Please repeat the stretch of the material from its start through the line containing "List 12 of the", word for word.

▼

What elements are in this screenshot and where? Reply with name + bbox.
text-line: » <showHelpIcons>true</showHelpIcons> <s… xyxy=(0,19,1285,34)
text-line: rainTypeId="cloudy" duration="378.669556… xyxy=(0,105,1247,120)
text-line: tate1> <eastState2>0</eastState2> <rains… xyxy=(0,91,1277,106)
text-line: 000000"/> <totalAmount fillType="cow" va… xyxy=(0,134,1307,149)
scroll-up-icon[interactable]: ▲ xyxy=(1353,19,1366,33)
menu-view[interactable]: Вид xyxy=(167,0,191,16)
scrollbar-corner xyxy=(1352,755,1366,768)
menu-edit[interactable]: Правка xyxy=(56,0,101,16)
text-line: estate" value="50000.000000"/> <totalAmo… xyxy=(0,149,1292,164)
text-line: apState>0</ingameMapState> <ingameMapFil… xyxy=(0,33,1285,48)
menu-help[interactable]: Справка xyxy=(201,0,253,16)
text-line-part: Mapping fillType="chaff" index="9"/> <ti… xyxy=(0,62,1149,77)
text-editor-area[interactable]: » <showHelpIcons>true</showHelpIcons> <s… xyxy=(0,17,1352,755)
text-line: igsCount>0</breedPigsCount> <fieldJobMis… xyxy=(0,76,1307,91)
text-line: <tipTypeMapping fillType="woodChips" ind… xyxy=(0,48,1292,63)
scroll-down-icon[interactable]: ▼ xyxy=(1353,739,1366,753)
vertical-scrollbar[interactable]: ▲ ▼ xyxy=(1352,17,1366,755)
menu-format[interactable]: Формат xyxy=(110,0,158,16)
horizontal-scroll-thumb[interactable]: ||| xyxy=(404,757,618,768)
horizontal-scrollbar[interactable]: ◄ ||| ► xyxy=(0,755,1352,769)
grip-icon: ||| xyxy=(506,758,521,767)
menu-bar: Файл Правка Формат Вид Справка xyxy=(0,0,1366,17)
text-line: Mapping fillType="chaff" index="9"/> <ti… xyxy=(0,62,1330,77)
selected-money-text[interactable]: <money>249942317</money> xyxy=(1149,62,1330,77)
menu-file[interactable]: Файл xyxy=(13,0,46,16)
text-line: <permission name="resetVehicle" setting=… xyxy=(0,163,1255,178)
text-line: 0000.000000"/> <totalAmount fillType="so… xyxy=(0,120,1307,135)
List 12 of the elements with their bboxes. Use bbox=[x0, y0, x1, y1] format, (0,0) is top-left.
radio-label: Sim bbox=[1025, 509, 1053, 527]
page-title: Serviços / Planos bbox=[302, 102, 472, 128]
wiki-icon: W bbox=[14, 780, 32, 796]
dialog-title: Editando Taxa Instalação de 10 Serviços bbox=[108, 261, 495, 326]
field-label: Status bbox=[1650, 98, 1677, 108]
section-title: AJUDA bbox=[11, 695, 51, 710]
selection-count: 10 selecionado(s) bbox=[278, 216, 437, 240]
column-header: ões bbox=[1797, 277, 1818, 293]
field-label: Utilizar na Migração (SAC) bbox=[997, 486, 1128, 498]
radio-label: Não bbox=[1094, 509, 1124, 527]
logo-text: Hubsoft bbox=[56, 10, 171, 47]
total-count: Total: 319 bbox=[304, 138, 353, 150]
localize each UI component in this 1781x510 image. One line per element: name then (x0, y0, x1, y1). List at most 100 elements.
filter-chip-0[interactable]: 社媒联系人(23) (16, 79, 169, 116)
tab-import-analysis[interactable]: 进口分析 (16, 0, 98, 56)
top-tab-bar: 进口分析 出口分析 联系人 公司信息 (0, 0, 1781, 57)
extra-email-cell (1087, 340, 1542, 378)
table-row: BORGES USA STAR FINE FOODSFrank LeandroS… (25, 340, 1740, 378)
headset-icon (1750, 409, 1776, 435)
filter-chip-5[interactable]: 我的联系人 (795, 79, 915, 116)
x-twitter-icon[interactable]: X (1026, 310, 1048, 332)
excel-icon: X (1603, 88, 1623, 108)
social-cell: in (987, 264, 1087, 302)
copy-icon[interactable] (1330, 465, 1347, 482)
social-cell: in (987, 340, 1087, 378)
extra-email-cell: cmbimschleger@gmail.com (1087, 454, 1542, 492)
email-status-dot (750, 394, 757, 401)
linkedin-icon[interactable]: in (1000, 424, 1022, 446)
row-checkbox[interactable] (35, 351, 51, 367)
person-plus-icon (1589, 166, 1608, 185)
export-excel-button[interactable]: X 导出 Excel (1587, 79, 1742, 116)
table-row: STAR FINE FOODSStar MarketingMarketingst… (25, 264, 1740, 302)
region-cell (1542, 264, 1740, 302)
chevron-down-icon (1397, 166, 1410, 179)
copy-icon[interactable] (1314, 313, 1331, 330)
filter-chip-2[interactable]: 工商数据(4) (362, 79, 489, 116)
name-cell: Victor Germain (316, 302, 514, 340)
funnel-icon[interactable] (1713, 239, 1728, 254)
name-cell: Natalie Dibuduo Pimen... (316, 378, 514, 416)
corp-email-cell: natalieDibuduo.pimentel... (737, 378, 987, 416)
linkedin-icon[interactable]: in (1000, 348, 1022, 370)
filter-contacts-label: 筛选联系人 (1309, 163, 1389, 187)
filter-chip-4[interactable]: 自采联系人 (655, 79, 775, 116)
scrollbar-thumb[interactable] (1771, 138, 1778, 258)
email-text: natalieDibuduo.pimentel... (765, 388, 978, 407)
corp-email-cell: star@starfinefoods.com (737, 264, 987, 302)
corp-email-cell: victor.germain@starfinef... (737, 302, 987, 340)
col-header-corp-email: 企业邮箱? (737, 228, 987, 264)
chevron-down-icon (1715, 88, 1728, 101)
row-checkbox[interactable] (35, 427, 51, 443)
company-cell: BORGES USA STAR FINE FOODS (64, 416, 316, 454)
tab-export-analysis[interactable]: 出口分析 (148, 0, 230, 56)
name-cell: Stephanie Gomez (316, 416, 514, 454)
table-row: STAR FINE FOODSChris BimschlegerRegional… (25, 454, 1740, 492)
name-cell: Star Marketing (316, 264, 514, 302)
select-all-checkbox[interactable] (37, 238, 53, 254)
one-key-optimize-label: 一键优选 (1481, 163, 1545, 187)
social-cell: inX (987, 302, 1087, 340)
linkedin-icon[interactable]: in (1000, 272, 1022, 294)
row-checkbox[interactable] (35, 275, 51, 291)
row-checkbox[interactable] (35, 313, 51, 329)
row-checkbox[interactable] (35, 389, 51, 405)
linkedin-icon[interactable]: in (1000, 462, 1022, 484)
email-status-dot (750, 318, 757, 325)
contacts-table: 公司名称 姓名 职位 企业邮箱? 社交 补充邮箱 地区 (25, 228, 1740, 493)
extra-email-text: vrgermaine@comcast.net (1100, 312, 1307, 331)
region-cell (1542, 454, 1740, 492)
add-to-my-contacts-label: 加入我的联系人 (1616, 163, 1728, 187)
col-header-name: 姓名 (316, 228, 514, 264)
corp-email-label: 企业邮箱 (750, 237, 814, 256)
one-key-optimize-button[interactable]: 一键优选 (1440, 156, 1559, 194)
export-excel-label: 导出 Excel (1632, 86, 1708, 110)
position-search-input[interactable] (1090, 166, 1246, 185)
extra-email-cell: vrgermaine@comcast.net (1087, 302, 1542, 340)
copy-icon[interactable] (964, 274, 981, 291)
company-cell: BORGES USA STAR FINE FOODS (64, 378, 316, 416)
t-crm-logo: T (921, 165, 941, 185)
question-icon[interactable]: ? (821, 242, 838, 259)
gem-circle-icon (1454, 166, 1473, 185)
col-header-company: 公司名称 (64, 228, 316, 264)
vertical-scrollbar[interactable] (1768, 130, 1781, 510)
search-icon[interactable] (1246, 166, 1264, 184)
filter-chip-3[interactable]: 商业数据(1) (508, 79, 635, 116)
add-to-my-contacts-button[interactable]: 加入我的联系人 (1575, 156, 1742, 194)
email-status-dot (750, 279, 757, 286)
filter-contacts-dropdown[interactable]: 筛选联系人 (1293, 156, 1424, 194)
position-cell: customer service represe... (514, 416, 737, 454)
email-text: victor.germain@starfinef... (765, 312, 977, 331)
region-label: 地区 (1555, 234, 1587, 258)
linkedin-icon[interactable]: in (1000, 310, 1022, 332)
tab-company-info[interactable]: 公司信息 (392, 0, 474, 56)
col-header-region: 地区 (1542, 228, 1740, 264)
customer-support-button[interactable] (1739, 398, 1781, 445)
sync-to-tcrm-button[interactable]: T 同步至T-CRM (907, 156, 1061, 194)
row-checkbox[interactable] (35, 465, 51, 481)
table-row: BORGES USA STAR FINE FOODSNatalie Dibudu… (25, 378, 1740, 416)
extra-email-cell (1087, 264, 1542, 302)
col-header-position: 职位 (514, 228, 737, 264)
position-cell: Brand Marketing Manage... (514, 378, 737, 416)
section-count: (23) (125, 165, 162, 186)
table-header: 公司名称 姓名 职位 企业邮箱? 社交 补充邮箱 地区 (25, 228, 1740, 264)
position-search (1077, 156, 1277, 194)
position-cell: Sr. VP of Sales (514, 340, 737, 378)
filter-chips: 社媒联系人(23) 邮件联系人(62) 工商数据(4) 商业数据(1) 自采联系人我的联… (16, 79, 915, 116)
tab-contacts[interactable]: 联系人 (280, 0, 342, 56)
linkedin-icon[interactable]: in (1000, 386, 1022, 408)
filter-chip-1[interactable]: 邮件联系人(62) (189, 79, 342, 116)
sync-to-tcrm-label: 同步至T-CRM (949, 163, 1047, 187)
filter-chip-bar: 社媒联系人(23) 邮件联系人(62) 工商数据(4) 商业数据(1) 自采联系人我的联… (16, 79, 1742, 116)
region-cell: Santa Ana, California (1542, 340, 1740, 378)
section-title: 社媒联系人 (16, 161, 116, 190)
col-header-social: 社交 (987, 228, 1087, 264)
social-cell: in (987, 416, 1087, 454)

▲

*Task answer*
What elements are in this screenshot and where? Reply with name + bbox.
text-line: » <showHelpIcons>true</showHelpIcons> <s… xyxy=(0,19,1285,34)
text-line: rainTypeId="cloudy" duration="378.669556… xyxy=(0,105,1247,120)
text-line: tate1> <eastState2>0</eastState2> <rains… xyxy=(0,91,1277,106)
text-line: 000000"/> <totalAmount fillType="cow" va… xyxy=(0,134,1307,149)
scroll-up-icon[interactable]: ▲ xyxy=(1353,19,1366,33)
menu-view[interactable]: Вид xyxy=(167,0,191,16)
scrollbar-corner xyxy=(1352,755,1366,768)
menu-edit[interactable]: Правка xyxy=(56,0,101,16)
text-line: estate" value="50000.000000"/> <totalAmo… xyxy=(0,149,1292,164)
text-line: apState>0</ingameMapState> <ingameMapFil… xyxy=(0,33,1285,48)
menu-help[interactable]: Справка xyxy=(201,0,253,16)
text-line-part: Mapping fillType="chaff" index="9"/> <ti… xyxy=(0,62,1149,77)
text-editor-area[interactable]: » <showHelpIcons>true</showHelpIcons> <s… xyxy=(0,17,1352,755)
text-line: igsCount>0</breedPigsCount> <fieldJobMis… xyxy=(0,76,1307,91)
text-line: <tipTypeMapping fillType="woodChips" ind… xyxy=(0,48,1292,63)
scroll-down-icon[interactable]: ▼ xyxy=(1353,739,1366,753)
vertical-scrollbar[interactable]: ▲ ▼ xyxy=(1352,17,1366,755)
menu-format[interactable]: Формат xyxy=(110,0,158,16)
horizontal-scroll-thumb[interactable]: ||| xyxy=(404,757,618,768)
horizontal-scrollbar[interactable]: ◄ ||| ► xyxy=(0,755,1352,769)
grip-icon: ||| xyxy=(506,758,521,767)
menu-bar: Файл Правка Формат Вид Справка xyxy=(0,0,1366,17)
text-line: Mapping fillType="chaff" index="9"/> <ti… xyxy=(0,62,1330,77)
selected-money-text[interactable]: <money>249942317</money> xyxy=(1149,62,1330,77)
menu-file[interactable]: Файл xyxy=(13,0,46,16)
text-line: <permission name="resetVehicle" setting=… xyxy=(0,163,1255,178)
text-line: 0000.000000"/> <totalAmount fillType="so… xyxy=(0,120,1307,135)
List 12 of the elements with their bboxes. Use bbox=[x0, y0, x1, y1] format, (0,0) is top-left.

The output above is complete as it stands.